### Instructions to follow
Extract every line below, verbatim.
##############################
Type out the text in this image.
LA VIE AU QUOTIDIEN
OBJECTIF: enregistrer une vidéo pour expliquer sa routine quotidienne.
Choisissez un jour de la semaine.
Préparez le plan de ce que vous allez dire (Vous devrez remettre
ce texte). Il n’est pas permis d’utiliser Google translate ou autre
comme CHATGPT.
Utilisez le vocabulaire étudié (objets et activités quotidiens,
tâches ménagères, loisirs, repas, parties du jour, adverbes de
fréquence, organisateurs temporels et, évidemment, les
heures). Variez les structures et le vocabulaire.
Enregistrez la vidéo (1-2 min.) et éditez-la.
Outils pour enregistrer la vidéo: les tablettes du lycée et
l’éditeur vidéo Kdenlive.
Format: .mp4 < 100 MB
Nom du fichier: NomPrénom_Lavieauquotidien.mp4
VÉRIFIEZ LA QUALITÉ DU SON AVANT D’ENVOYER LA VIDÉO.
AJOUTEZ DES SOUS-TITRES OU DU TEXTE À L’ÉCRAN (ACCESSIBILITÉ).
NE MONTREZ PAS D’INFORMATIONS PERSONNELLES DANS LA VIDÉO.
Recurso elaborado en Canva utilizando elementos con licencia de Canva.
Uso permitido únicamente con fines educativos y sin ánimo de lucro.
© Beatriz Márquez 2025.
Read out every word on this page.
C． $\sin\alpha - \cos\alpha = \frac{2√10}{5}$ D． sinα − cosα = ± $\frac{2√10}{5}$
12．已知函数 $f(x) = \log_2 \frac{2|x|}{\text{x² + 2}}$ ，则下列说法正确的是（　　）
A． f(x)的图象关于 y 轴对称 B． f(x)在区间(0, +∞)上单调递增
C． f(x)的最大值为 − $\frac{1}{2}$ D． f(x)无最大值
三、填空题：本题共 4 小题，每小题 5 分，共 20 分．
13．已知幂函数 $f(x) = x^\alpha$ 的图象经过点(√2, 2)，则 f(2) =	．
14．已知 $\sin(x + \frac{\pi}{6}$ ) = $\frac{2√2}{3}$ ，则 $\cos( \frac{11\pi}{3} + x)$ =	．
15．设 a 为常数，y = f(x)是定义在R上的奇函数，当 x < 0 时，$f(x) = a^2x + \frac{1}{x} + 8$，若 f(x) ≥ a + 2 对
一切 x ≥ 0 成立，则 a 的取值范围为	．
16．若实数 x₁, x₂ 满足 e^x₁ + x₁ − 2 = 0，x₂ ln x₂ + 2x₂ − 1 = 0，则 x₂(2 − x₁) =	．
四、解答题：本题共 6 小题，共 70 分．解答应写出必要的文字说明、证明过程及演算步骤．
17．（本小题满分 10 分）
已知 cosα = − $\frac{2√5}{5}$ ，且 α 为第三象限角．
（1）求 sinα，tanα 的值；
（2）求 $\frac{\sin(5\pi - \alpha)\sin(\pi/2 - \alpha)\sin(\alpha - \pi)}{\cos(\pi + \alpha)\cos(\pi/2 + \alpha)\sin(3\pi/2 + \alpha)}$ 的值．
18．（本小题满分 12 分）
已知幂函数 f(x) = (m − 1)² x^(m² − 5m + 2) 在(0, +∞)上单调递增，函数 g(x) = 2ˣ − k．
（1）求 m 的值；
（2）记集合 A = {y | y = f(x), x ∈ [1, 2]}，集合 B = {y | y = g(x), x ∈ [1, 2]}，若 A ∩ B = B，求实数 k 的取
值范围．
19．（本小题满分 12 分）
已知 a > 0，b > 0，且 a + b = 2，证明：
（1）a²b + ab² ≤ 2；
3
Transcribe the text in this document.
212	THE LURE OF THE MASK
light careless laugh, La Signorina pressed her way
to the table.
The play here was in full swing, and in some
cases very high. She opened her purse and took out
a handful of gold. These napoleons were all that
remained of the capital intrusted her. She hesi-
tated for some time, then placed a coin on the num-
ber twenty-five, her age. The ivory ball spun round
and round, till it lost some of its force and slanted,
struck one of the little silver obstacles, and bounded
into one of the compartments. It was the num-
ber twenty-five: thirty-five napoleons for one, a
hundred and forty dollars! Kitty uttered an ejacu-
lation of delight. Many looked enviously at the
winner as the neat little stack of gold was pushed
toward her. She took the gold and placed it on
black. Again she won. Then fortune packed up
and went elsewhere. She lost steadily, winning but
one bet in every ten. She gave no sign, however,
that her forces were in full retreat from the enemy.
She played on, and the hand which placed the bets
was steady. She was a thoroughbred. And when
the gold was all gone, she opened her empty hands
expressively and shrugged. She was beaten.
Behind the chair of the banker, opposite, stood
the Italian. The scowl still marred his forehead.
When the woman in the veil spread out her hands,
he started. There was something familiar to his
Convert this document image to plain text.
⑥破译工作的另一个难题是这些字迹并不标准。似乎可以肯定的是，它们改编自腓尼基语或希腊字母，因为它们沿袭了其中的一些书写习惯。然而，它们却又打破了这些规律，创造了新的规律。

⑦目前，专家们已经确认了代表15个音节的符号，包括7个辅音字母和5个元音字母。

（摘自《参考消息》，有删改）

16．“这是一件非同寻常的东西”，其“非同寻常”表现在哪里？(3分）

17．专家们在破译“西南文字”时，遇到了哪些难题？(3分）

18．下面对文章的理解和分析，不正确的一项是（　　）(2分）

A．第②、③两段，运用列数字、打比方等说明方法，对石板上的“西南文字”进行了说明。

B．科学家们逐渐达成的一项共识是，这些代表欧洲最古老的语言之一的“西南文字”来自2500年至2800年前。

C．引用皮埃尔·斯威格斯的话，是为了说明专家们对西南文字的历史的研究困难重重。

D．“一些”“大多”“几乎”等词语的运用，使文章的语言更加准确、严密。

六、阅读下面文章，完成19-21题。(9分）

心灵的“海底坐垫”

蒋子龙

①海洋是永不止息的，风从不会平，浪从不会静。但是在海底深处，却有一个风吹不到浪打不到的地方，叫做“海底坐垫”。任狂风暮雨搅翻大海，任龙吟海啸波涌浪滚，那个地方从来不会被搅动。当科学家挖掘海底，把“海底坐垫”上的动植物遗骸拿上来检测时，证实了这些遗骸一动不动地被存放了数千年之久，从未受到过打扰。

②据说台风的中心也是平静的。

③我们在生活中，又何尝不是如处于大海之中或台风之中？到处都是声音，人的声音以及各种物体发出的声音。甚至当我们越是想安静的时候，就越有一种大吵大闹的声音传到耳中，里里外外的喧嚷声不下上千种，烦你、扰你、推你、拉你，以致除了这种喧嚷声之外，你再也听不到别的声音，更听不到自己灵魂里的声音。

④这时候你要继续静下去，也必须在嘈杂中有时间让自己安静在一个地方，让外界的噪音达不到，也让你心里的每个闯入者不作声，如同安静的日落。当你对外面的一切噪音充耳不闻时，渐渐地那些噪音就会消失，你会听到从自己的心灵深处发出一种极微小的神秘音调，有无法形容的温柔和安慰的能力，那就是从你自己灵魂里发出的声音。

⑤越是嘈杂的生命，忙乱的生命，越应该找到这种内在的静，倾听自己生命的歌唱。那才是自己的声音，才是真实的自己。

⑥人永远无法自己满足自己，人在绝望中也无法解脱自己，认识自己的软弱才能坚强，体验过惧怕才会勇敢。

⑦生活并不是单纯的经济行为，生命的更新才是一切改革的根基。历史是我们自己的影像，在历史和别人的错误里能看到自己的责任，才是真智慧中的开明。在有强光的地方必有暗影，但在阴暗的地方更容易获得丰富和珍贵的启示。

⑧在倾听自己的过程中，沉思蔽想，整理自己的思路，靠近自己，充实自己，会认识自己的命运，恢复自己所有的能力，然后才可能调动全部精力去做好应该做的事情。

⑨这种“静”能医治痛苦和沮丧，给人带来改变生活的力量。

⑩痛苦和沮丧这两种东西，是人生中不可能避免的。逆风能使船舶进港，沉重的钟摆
##############################
### Response to this exercise
Type out the text in this image.
LA VIE AU QUOTIDIEN
OBJECTIF: enregistrer une vidéo pour expliquer sa routine quotidienne.
Choisissez un jour de la semaine.
Préparez le plan de ce que vous allez dire (Vous devrez remettre
ce texte). Il n’est pas permis d’utiliser Google translate ou autre
comme CHATGPT.
Utilisez le vocabulaire étudié (objets et activités quotidiens,
tâches ménagères, loisirs, repas, parties du jour, adverbes de
fréquence, organisateurs temporels et, évidemment, les
heures). Variez les structures et le vocabulaire.
Enregistrez la vidéo (1-2 min.) et éditez-la.
Outils pour enregistrer la vidéo: les tablettes du lycée et
l’éditeur vidéo Kdenlive.
Format: .mp4 < 100 MB
Nom du fichier: NomPrénom_Lavieauquotidien.mp4
VÉRIFIEZ LA QUALITÉ DU SON AVANT D’ENVOYER LA VIDÉO.
AJOUTEZ DES SOUS-TITRES OU DU TEXTE À L’ÉCRAN (ACCESSIBILITÉ).
NE MONTREZ PAS D’INFORMATIONS PERSONNELLES DANS LA VIDÉO.
Recurso elaborado en Canva utilizando elementos con licencia de Canva.
Uso permitido únicamente con fines educativos y sin ánimo de lucro.
© Beatriz Márquez 2025.
Read out every word on this page.
C． $\sin\alpha - \cos\alpha = \frac{2√10}{5}$ D． sinα − cosα = ± $\frac{2√10}{5}$
12．已知函数 $f(x) = \log_2 \frac{2|x|}{\text{x² + 2}}$ ，则下列说法正确的是（　　）
A． f(x)的图象关于 y 轴对称 B． f(x)在区间(0, +∞)上单调递增
C． f(x)的最大值为 − $\frac{1}{2}$ D． f(x)无最大值
三、填空题：本题共 4 小题，每小题 5 分，共 20 分．
13．已知幂函数 $f(x) = x^\alpha$ 的图象经过点(√2, 2)，则 f(2) =	．
14．已知 $\sin(x + \frac{\pi}{6}$ ) = $\frac{2√2}{3}$ ，则 $\cos( \frac{11\pi}{3} + x)$ =	．
15．设 a 为常数，y = f(x)是定义在R上的奇函数，当 x < 0 时，$f(x) = a^2x + \frac{1}{x} + 8$，若 f(x) ≥ a + 2 对
一切 x ≥ 0 成立，则 a 的取值范围为	．
16．若实数 x₁, x₂ 满足 e^x₁ + x₁ − 2 = 0，x₂ ln x₂ + 2x₂ − 1 = 0，则 x₂(2 − x₁) =	．
四、解答题：本题共 6 小题，共 70 分．解答应写出必要的文字说明、证明过程及演算步骤．
17．（本小题满分 10 分）
已知 cosα = − $\frac{2√5}{5}$ ，且 α 为第三象限角．
（1）求 sinα，tanα 的值；
（2）求 $\frac{\sin(5\pi - \alpha)\sin(\pi/2 - \alpha)\sin(\alpha - \pi)}{\cos(\pi + \alpha)\cos(\pi/2 + \alpha)\sin(3\pi/2 + \alpha)}$ 的值．
18．（本小题满分 12 分）
已知幂函数 f(x) = (m − 1)² x^(m² − 5m + 2) 在(0, +∞)上单调递增，函数 g(x) = 2ˣ − k．
（1）求 m 的值；
（2）记集合 A = {y | y = f(x), x ∈ [1, 2]}，集合 B = {y | y = g(x), x ∈ [1, 2]}，若 A ∩ B = B，求实数 k 的取
值范围．
19．（本小题满分 12 分）
已知 a > 0，b > 0，且 a + b = 2，证明：
（1）a²b + ab² ≤ 2；
3
Transcribe the text in this document.
212	THE LURE OF THE MASK
light careless laugh, La Signorina pressed her way
to the table.
The play here was in full swing, and in some
cases very high. She opened her purse and took out
a handful of gold. These napoleons were all that
remained of the capital intrusted her. She hesi-
tated for some time, then placed a coin on the num-
ber twenty-five, her age. The ivory ball spun round
and round, till it lost some of its force and slanted,
struck one of the little silver obstacles, and bounded
into one of the compartments. It was the num-
ber twenty-five: thirty-five napoleons for one, a
hundred and forty dollars! Kitty uttered an ejacu-
lation of delight. Many looked enviously at the
winner as the neat little stack of gold was pushed
toward her. She took the gold and placed it on
black. Again she won. Then fortune packed up
and went elsewhere. She lost steadily, winning but
one bet in every ten. She gave no sign, however,
that her forces were in full retreat from the enemy.
She played on, and the hand which placed the bets
was steady. She was a thoroughbred. And when
the gold was all gone, she opened her empty hands
expressively and shrugged. She was beaten.
Behind the chair of the banker, opposite, stood
the Italian. The scowl still marred his forehead.
When the woman in the veil spread out her hands,
he started. There was something familiar to his
Convert this document image to plain text.
⑥破译工作的另一个难题是这些字迹并不标准。似乎可以肯定的是，它们改编自腓尼基语或希腊字母，因为它们沿袭了其中的一些书写习惯。然而，它们却又打破了这些规律，创造了新的规律。

⑦目前，专家们已经确认了代表15个音节的符号，包括7个辅音字母和5个元音字母。

（摘自《参考消息》，有删改）

16．“这是一件非同寻常的东西”，其“非同寻常”表现在哪里？(3分）

17．专家们在破译“西南文字”时，遇到了哪些难题？(3分）

18．下面对文章的理解和分析，不正确的一项是（　　）(2分）

A．第②、③两段，运用列数字、打比方等说明方法，对石板上的“西南文字”进行了说明。

B．科学家们逐渐达成的一项共识是，这些代表欧洲最古老的语言之一的“西南文字”来自2500年至2800年前。

C．引用皮埃尔·斯威格斯的话，是为了说明专家们对西南文字的历史的研究困难重重。

D．“一些”“大多”“几乎”等词语的运用，使文章的语言更加准确、严密。

六、阅读下面文章，完成19-21题。(9分）

心灵的“海底坐垫”

蒋子龙

①海洋是永不止息的，风从不会平，浪从不会静。但是在海底深处，却有一个风吹不到浪打不到的地方，叫做“海底坐垫”。任狂风暮雨搅翻大海，任龙吟海啸波涌浪滚，那个地方从来不会被搅动。当科学家挖掘海底，把“海底坐垫”上的动植物遗骸拿上来检测时，证实了这些遗骸一动不动地被存放了数千年之久，从未受到过打扰。

②据说台风的中心也是平静的。

③我们在生活中，又何尝不是如处于大海之中或台风之中？到处都是声音，人的声音以及各种物体发出的声音。甚至当我们越是想安静的时候，就越有一种大吵大闹的声音传到耳中，里里外外的喧嚷声不下上千种，烦你、扰你、推你、拉你，以致除了这种喧嚷声之外，你再也听不到别的声音，更听不到自己灵魂里的声音。

④这时候你要继续静下去，也必须在嘈杂中有时间让自己安静在一个地方，让外界的噪音达不到，也让你心里的每个闯入者不作声，如同安静的日落。当你对外面的一切噪音充耳不闻时，渐渐地那些噪音就会消失，你会听到从自己的心灵深处发出一种极微小的神秘音调，有无法形容的温柔和安慰的能力，那就是从你自己灵魂里发出的声音。

⑤越是嘈杂的生命，忙乱的生命，越应该找到这种内在的静，倾听自己生命的歌唱。那才是自己的声音，才是真实的自己。

⑥人永远无法自己满足自己，人在绝望中也无法解脱自己，认识自己的软弱才能坚强，体验过惧怕才会勇敢。

⑦生活并不是单纯的经济行为，生命的更新才是一切改革的根基。历史是我们自己的影像，在历史和别人的错误里能看到自己的责任，才是真智慧中的开明。在有强光的地方必有暗影，但在阴暗的地方更容易获得丰富和珍贵的启示。

⑧在倾听自己的过程中，沉思蔽想，整理自己的思路，靠近自己，充实自己，会认识自己的命运，恢复自己所有的能力，然后才可能调动全部精力去做好应该做的事情。

⑨这种“静”能医治痛苦和沮丧，给人带来改变生活的力量。

⑩痛苦和沮丧这两种东西，是人生中不可能避免的。逆风能使船舶进港，沉重的钟摆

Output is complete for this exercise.